▸ **TASK INSTRUCTIONS**
Can you convert the rows starting at the first row and ending at the row that contains "328, 1222, 370]", both included, into a JSON list of strings with one string per row and blank lines left out?

▸ **DATA FOR THIS EXERCISE**
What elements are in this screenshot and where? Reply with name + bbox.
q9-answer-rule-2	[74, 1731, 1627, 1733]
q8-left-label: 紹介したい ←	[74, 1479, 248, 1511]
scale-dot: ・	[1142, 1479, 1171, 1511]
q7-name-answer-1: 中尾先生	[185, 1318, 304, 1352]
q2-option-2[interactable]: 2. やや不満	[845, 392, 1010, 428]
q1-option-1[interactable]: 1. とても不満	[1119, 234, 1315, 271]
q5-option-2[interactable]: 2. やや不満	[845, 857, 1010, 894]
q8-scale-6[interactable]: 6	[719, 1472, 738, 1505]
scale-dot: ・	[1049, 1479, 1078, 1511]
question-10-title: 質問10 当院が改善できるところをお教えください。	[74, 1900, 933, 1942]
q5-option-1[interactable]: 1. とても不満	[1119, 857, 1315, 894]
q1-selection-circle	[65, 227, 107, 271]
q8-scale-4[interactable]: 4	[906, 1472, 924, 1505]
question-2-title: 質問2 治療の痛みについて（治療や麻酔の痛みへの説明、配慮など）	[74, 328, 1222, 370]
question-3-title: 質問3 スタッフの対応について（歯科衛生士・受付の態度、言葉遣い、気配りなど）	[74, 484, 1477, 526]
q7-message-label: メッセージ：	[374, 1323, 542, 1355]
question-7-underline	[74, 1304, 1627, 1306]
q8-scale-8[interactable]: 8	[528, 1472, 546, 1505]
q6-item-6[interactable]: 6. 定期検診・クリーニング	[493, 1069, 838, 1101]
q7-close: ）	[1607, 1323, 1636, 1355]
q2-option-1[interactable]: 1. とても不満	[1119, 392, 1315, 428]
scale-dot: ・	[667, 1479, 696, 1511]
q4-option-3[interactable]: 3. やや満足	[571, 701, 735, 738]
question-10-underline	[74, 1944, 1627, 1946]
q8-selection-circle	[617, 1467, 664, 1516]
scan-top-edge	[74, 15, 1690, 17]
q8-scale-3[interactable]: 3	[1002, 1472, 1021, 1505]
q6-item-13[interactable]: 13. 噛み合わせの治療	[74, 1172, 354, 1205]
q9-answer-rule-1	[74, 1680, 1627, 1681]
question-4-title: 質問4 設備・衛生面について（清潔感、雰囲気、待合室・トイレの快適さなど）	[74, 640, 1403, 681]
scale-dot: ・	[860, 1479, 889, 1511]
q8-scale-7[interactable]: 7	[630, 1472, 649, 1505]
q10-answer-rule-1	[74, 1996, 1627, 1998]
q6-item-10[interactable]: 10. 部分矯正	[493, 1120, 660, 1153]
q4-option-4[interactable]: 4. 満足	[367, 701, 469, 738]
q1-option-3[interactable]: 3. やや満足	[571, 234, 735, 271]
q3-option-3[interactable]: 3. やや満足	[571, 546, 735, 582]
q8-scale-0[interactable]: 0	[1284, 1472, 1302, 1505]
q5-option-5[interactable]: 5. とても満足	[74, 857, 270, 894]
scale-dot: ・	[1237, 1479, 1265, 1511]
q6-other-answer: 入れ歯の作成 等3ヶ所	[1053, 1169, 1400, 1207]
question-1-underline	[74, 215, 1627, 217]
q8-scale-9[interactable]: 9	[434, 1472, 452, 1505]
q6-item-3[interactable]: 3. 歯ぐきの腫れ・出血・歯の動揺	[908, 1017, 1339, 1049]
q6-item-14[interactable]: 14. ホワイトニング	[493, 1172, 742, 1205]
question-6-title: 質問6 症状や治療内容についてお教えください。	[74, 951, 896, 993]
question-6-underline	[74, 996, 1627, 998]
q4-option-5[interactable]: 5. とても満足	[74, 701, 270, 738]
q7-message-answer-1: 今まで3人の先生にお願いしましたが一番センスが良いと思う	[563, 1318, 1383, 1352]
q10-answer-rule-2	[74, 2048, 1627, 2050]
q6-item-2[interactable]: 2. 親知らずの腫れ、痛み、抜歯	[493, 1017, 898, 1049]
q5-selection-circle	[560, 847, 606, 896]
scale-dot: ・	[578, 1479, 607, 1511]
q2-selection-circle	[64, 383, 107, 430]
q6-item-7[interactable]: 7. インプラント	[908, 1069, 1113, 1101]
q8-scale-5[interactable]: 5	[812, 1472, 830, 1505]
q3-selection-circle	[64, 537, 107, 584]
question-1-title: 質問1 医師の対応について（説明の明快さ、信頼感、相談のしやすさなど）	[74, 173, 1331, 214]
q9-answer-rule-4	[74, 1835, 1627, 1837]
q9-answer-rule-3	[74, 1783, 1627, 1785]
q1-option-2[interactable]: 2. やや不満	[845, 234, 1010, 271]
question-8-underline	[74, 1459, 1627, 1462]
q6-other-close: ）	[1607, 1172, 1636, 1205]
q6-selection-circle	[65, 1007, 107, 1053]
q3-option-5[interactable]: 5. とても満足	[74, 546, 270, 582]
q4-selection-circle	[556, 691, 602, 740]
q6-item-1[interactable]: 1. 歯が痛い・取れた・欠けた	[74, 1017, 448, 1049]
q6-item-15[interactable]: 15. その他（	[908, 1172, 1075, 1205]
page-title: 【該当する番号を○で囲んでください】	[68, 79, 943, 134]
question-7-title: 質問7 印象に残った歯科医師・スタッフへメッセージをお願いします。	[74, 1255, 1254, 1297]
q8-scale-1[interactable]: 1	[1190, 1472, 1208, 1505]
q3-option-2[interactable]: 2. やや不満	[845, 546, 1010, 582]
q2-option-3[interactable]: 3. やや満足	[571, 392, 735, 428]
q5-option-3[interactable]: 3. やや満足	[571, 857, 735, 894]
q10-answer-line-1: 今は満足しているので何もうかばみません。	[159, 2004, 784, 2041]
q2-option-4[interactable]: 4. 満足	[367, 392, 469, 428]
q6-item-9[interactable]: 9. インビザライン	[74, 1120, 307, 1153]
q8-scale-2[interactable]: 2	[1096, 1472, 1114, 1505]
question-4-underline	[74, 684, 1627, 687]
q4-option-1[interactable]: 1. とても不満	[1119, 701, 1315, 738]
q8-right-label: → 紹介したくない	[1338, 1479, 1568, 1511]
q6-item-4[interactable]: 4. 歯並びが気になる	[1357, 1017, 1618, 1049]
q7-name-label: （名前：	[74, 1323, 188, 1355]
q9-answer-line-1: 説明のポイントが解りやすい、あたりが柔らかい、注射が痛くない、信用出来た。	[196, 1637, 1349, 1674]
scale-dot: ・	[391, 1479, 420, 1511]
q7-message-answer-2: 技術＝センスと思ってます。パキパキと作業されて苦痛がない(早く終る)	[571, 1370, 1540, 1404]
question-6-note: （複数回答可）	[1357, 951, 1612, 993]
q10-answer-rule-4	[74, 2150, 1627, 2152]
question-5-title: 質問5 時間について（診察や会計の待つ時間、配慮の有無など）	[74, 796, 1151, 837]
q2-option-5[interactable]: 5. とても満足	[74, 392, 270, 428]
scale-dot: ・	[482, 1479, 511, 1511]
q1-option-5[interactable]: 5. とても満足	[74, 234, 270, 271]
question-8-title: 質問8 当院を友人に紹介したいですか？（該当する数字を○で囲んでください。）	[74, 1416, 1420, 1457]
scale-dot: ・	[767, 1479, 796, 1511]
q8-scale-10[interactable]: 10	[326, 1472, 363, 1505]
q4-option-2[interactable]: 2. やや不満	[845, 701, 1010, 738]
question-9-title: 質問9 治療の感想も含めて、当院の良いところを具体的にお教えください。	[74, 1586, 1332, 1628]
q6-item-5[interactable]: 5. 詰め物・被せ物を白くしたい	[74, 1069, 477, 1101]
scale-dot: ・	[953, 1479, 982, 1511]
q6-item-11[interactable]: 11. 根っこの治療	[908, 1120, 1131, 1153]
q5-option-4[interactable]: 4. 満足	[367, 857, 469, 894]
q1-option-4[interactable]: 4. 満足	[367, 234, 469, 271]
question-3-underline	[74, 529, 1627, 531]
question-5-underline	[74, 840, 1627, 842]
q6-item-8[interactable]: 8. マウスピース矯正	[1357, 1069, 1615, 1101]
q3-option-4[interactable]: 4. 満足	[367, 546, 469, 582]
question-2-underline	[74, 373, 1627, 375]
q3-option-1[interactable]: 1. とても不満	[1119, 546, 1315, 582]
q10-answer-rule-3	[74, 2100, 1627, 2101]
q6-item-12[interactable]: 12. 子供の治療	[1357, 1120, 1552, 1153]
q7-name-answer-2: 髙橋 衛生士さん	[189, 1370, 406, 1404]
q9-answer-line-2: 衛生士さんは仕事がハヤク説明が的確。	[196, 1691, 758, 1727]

▸ **THE OUTPUT**
[
  "What elements are in this screenshot and where? Reply with name + bbox.",
  "q9-answer-rule-2\t[74, 1731, 1627, 1733]",
  "q8-left-label: 紹介したい ←\t[74, 1479, 248, 1511]",
  "scale-dot: ・\t[1142, 1479, 1171, 1511]",
  "q7-name-answer-1: 中尾先生\t[185, 1318, 304, 1352]",
  "q2-option-2[interactable]: 2. やや不満\t[845, 392, 1010, 428]",
  "q1-option-1[interactable]: 1. とても不満\t[1119, 234, 1315, 271]",
  "q5-option-2[interactable]: 2. やや不満\t[845, 857, 1010, 894]",
  "q8-scale-6[interactable]: 6\t[719, 1472, 738, 1505]",
  "scale-dot: ・\t[1049, 1479, 1078, 1511]",
  "question-10-title: 質問10 当院が改善できるところをお教えください。\t[74, 1900, 933, 1942]",
  "q5-option-1[interactable]: 1. とても不満\t[1119, 857, 1315, 894]",
  "q1-selection-circle\t[65, 227, 107, 271]",
  "q8-scale-4[interactable]: 4\t[906, 1472, 924, 1505]",
  "question-2-title: 質問2 治療の痛みについて（治療や麻酔の痛みへの説明、配慮など）\t[74, 328, 1222, 370]"
]